Start of DATASET CONTENT

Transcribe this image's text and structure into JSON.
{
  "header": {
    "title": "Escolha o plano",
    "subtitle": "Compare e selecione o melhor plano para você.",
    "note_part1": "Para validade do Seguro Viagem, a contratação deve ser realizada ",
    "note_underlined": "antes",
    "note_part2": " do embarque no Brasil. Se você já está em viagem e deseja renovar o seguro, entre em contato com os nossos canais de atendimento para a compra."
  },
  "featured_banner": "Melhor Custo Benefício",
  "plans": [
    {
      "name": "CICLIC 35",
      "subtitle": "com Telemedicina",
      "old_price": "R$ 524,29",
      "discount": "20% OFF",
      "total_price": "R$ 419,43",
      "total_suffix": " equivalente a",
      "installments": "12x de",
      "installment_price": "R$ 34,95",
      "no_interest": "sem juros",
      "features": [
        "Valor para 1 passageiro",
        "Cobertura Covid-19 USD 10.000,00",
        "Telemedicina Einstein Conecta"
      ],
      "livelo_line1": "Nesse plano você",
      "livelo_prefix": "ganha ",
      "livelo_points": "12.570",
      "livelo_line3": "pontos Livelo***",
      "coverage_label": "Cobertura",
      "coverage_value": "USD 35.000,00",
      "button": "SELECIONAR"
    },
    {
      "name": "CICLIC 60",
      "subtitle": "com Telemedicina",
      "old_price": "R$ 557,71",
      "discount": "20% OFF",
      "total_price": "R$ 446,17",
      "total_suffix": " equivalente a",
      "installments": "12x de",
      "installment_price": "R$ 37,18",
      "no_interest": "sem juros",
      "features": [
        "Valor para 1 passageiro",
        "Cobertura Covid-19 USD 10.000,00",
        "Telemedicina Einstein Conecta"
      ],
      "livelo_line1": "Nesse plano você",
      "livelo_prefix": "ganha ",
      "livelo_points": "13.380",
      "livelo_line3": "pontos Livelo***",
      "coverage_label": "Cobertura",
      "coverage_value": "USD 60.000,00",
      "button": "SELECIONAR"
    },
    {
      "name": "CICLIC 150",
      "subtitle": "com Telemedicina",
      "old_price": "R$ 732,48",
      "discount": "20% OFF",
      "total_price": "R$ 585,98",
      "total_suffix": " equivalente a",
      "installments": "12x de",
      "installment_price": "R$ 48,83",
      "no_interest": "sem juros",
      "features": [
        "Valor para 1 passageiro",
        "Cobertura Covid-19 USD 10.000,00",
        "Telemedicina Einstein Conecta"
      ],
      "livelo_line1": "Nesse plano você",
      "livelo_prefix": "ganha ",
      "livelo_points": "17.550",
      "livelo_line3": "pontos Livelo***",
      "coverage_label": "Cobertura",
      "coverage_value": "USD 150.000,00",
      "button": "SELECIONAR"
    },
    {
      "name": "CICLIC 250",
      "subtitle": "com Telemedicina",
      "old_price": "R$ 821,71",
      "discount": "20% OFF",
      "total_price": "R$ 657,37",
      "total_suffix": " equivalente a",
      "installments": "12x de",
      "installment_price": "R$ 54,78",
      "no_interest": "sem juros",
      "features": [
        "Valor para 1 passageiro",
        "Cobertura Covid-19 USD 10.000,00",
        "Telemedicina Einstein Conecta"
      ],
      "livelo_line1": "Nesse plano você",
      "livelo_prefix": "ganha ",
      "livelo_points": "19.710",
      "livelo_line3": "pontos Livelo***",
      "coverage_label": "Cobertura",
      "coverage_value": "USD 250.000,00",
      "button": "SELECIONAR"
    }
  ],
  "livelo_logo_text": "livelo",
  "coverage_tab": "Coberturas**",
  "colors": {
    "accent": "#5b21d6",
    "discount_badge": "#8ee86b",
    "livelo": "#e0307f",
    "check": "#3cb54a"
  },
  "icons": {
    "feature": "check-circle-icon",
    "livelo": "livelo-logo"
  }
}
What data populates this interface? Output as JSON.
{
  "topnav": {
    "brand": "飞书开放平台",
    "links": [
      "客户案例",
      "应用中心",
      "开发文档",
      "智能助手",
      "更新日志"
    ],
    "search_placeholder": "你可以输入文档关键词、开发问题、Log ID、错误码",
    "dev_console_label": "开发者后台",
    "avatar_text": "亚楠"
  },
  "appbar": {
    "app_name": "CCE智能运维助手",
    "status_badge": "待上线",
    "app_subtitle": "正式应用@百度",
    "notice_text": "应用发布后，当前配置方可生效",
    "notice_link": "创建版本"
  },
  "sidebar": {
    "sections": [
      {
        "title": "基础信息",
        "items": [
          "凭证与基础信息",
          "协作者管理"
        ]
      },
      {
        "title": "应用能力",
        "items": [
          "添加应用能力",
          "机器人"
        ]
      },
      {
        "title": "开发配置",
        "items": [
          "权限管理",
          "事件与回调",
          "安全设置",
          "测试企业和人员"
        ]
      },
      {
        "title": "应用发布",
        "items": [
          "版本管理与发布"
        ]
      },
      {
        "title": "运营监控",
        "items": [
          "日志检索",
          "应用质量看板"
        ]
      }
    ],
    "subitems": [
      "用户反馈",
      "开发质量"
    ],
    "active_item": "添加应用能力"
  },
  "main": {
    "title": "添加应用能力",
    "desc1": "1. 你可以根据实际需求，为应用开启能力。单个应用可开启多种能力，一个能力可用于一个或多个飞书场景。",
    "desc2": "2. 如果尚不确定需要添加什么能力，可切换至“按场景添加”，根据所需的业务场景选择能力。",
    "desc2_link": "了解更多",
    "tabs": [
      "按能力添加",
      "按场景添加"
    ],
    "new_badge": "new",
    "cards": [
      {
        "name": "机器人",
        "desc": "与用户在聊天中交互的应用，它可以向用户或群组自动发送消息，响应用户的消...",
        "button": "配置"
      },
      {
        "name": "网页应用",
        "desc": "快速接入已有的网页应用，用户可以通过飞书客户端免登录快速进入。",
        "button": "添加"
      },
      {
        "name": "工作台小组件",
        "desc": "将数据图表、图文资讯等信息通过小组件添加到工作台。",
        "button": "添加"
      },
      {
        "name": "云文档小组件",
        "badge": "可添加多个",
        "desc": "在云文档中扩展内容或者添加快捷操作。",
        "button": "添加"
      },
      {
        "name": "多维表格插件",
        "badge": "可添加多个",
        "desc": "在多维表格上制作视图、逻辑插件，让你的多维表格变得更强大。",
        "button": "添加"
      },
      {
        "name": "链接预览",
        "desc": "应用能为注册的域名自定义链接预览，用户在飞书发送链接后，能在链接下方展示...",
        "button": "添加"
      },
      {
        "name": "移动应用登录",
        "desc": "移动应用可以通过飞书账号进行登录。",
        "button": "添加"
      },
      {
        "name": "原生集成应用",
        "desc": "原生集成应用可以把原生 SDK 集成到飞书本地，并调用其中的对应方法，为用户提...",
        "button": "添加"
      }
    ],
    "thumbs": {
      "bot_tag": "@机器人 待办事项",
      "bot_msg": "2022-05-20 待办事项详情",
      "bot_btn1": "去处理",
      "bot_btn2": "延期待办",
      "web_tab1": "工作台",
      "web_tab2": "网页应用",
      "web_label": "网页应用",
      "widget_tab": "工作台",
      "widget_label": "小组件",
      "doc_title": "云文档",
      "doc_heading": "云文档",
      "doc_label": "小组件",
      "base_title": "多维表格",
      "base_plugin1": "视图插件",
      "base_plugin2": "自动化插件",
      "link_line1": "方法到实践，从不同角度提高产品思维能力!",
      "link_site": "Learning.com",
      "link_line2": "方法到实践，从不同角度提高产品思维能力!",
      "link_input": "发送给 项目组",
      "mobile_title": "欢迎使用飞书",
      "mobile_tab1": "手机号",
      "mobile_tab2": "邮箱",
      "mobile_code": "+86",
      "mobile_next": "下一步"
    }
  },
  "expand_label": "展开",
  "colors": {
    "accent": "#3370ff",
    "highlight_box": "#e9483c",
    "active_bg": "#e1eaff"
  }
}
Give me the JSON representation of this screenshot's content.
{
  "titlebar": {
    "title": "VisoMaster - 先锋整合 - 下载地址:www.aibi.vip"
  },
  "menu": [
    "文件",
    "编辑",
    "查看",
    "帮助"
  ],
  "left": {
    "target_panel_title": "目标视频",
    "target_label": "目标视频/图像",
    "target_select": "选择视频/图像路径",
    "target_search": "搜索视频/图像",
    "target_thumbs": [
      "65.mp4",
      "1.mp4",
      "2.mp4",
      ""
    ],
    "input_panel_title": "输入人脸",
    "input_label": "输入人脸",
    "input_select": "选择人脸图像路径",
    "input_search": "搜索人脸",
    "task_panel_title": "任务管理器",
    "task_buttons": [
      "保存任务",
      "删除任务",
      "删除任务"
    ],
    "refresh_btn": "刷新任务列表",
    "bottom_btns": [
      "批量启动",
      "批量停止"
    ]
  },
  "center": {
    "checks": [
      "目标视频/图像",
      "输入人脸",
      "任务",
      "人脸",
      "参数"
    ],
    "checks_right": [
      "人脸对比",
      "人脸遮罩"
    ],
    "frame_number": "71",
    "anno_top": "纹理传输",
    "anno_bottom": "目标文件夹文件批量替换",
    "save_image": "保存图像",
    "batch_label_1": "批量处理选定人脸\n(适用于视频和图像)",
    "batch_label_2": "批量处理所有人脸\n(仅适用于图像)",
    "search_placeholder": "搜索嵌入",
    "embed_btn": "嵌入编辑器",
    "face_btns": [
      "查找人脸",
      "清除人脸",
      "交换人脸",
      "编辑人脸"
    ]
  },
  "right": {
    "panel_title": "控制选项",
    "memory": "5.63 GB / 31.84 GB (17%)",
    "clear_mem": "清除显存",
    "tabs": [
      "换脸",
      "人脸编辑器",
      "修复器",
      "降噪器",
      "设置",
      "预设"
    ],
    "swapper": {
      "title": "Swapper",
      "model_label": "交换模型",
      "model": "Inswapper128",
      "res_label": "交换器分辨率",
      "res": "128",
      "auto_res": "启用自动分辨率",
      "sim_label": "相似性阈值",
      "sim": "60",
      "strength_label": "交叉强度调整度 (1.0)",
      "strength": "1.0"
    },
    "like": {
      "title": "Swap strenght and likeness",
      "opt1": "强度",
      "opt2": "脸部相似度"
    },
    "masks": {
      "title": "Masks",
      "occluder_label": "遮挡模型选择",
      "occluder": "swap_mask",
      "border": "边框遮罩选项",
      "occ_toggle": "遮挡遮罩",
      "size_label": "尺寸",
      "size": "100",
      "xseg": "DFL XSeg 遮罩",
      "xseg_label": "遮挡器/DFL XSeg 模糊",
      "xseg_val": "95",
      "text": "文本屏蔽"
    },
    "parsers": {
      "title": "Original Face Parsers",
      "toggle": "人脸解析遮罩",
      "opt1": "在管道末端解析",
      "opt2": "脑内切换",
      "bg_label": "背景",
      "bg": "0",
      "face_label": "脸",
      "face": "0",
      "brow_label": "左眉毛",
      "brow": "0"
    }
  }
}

End of DATASET CONTENT

> **WRITTEN REQUEST**: Pull out all lines from the listing that contain the string "CICLIC".

> **FULL OUTPUT**:
      "name": "CICLIC 35",
      "name": "CICLIC 60",
      "name": "CICLIC 150",
      "name": "CICLIC 250",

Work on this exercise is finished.